**Work to complete**
Your task is to output all the records below, word for word.

═════ Given data

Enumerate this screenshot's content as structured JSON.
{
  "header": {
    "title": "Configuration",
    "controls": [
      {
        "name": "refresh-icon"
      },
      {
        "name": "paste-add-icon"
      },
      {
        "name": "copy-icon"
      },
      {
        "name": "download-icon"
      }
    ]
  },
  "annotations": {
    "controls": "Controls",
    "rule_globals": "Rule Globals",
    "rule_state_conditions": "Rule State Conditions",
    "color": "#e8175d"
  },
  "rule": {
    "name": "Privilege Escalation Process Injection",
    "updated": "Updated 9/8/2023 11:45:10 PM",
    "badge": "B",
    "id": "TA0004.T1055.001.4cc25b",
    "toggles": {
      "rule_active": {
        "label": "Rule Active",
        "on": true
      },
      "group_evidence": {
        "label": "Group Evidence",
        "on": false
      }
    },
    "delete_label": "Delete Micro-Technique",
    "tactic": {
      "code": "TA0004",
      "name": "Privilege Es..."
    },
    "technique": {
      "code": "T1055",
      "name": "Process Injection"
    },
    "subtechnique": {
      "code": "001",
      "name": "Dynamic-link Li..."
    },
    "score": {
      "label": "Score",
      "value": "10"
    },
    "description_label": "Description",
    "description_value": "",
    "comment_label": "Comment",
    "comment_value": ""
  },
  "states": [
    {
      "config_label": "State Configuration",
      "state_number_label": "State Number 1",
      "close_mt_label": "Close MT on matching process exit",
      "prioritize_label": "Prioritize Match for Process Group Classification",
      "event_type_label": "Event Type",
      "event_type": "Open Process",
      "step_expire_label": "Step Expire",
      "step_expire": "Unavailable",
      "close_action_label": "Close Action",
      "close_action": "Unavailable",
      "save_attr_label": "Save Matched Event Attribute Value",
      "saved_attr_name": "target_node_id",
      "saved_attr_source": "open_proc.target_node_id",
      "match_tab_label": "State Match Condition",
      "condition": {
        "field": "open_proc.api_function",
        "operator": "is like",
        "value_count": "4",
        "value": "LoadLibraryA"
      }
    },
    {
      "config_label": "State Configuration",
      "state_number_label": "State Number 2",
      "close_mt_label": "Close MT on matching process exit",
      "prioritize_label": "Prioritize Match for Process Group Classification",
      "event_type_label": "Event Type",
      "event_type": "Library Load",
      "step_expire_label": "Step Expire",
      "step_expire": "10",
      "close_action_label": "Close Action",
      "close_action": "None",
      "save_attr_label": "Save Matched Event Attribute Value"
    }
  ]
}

══════════

**Result of the exercise**
Enumerate this screenshot's content as structured JSON.
{
  "header": {
    "title": "Configuration",
    "controls": [
      {
        "name": "refresh-icon"
      },
      {
        "name": "paste-add-icon"
      },
      {
        "name": "copy-icon"
      },
      {
        "name": "download-icon"
      }
    ]
  },
  "annotations": {
    "controls": "Controls",
    "rule_globals": "Rule Globals",
    "rule_state_conditions": "Rule State Conditions",
    "color": "#e8175d"
  },
  "rule": {
    "name": "Privilege Escalation Process Injection",
    "updated": "Updated 9/8/2023 11:45:10 PM",
    "badge": "B",
    "id": "TA0004.T1055.001.4cc25b",
    "toggles": {
      "rule_active": {
        "label": "Rule Active",
        "on": true
      },
      "group_evidence": {
        "label": "Group Evidence",
        "on": false
      }
    },
    "delete_label": "Delete Micro-Technique",
    "tactic": {
      "code": "TA0004",
      "name": "Privilege Es..."
    },
    "technique": {
      "code": "T1055",
      "name": "Process Injection"
    },
    "subtechnique": {
      "code": "001",
      "name": "Dynamic-link Li..."
    },
    "score": {
      "label": "Score",
      "value": "10"
    },
    "description_label": "Description",
    "description_value": "",
    "comment_label": "Comment",
    "comment_value": ""
  },
  "states": [
    {
      "config_label": "State Configuration",
      "state_number_label": "State Number 1",
      "close_mt_label": "Close MT on matching process exit",
      "prioritize_label": "Prioritize Match for Process Group Classification",
      "event_type_label": "Event Type",
      "event_type": "Open Process",
      "step_expire_label": "Step Expire",
      "step_expire": "Unavailable",
      "close_action_label": "Close Action",
      "close_action": "Unavailable",
      "save_attr_label": "Save Matched Event Attribute Value",
      "saved_attr_name": "target_node_id",
      "saved_attr_source": "open_proc.target_node_id",
      "match_tab_label": "State Match Condition",
      "condition": {
        "field": "open_proc.api_function",
        "operator": "is like",
        "value_count": "4",
        "value": "LoadLibraryA"
      }
    },
    {
      "config_label": "State Configuration",
      "state_number_label": "State Number 2",
      "close_mt_label": "Close MT on matching process exit",
      "prioritize_label": "Prioritize Match for Process Group Classification",
      "event_type_label": "Event Type",
      "event_type": "Library Load",
      "step_expire_label": "Step Expire",
      "step_expire": "10",
      "close_action_label": "Close Action",
      "close_action": "None",
      "save_attr_label": "Save Matched Event Attribute Value"
    }
  ]
}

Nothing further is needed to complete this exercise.